#### [Teks Bacaan]
Putus Sekolah, Tapi Dapat Predikat Cum Laude UI
Apa yang ada dipikiran kalian saat mendengar kata “putus sekolah” atau “ujian paket C”? Sebagian besar masyarakat Indonesia sering kali mengasosiasikan kedua kata tersebut dengan hal-hal negatif. Namun, hal ini berbeda dengan apa yang dialami oleh Andri Rizki Putra. Putus sekolah dan mengikuti ujian paket C bukanlah sebuah halangan bagi pria kelahiran Medan 24 tahun silam untuk meraih sebuah kesuksesan.

Bagi Rizki, di negeri ini terdapat banyak sekali orang-orang pintar. Namun apalah arti kepintaran jika mereka tidak jujur. Kejujuran adalah sesuatu yang sangat dijunjung tinggi oleh Rizki. Faktor inilah yang membuat Rizki memutuskan untuk menghentikan pendidikan formalnya.

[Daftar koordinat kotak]

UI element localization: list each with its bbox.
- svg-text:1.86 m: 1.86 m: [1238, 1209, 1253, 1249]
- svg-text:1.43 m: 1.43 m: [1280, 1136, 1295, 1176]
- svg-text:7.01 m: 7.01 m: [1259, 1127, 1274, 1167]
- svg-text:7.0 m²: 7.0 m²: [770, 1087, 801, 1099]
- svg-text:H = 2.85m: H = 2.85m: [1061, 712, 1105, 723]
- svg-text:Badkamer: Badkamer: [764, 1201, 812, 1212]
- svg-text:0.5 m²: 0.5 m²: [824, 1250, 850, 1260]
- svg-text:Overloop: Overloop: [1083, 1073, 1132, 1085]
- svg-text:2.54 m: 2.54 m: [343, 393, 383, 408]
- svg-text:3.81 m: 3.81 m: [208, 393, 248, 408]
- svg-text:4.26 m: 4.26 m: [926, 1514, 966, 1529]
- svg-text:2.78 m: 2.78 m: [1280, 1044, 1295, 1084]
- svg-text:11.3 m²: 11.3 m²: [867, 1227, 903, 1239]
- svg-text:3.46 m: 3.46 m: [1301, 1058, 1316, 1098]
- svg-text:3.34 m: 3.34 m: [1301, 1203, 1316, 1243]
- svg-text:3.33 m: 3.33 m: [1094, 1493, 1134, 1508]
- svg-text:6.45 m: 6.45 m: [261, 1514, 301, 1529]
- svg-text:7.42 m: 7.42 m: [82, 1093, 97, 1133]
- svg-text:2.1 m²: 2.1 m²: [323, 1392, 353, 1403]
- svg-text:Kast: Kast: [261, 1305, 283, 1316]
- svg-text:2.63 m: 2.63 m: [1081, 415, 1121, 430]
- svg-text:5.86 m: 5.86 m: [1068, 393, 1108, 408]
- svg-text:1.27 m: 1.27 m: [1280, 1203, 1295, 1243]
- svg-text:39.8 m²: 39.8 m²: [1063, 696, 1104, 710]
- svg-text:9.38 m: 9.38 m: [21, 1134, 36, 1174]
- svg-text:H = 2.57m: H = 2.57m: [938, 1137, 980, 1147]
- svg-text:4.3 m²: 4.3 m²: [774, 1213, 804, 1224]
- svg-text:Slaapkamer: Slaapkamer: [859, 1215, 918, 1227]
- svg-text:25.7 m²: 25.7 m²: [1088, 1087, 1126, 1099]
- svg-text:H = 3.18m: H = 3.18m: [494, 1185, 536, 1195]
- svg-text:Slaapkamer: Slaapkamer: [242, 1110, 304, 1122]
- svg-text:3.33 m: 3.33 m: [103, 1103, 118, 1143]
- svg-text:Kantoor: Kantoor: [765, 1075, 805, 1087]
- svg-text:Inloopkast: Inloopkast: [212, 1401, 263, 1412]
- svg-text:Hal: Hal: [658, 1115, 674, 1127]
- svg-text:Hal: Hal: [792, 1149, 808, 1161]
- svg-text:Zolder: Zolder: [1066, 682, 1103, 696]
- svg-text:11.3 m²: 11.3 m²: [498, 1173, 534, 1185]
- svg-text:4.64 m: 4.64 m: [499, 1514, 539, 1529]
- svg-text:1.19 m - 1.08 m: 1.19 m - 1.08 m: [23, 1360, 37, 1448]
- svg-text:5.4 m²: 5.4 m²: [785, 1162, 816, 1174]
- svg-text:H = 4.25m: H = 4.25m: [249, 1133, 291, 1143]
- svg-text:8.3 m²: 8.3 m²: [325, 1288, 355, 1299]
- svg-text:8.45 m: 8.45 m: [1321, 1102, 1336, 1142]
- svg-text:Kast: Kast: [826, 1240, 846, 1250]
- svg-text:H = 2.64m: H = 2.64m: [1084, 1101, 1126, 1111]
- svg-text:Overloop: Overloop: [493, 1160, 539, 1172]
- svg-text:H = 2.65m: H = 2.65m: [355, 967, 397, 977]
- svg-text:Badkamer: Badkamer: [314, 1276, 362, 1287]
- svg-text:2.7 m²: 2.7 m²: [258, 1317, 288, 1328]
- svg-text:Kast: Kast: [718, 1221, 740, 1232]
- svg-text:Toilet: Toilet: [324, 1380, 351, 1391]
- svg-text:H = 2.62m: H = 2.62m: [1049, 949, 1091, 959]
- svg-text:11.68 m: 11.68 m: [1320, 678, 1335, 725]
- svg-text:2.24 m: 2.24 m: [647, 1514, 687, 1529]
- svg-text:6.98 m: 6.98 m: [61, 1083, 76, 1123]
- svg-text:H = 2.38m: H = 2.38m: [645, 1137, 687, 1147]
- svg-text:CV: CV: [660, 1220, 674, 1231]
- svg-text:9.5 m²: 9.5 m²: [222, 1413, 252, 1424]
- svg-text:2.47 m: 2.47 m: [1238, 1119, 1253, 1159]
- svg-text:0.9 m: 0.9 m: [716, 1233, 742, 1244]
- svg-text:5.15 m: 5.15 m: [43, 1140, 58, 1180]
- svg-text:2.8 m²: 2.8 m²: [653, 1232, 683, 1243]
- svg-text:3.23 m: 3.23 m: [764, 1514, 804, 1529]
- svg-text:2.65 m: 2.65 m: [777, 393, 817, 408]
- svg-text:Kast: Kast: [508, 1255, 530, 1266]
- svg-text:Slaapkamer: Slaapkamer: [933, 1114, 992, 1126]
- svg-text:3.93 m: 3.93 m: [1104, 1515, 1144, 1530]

#### [Tujuan Tugas]
a) Dalam teks tentang Andri Rizki Putra, mengapa Rizki memutuskan menghentikan pendidikan formalnya? Jelaskan dalam satu sampai tiga kalimat.
b) Lanjutkan teks tentang Andri Rizki Putra mulai dari kalimat terakhirnya.

#### [Hasil Tiap Tugas]
a) Rizki sangat menjunjung tinggi kejujuran. Menurutnya, negeri ini memiliki banyak orang pintar, tetapi kepintaran tidak ada artinya jika mereka tidak jujur. Faktor kejujuran inilah yang membuatnya berhenti dari pendidikan formal.

b)
Awal ceritanya bermula ketika Ujian Nasional SMP yang ia alami. Saat itu Rizki menemukan terdapat praktik kecurangan dalam pelaksanaan Ujian Nasional. Ada guru yang memberikan kunci jawaban kepada muridnya. Hal tersebut dilakukan untuk mempertahankan reputasi sekolahnya sebagai salah satu sekolah terbaik di kota tersebut. Pria yang hobi traveling ini bermaksud melaporkan kecurangan tersebut pada kepala sekolahnya. Namun hasilnya nihil karena sebelum ia berhasil melapor, ia dicegat oleh seorang guru.
Kamu tahu apa yang terjadi? Guru itu malah berkata bahwa menyontek adalah perbuatan yang lumrah dilakukan oleh semua orang. Jika Rizki tidak mengikuti arus yang ada di masyarakat, maka ia akan menjadi pribadi yang tertinggal. Jadi intinya, guru tersebut malah menyarankan Rizki untuk turut melakukan perbuatan curang sama seperti yang dilakukan oleh teman-temannya. Padahal dengan tidak menyontek saja nilai Rizki sudah bagus lho. Penulis buku Orang Jujur Tidak Sekolah ini mendapat nilai rata-rata ujian nasional sebesar 8,75.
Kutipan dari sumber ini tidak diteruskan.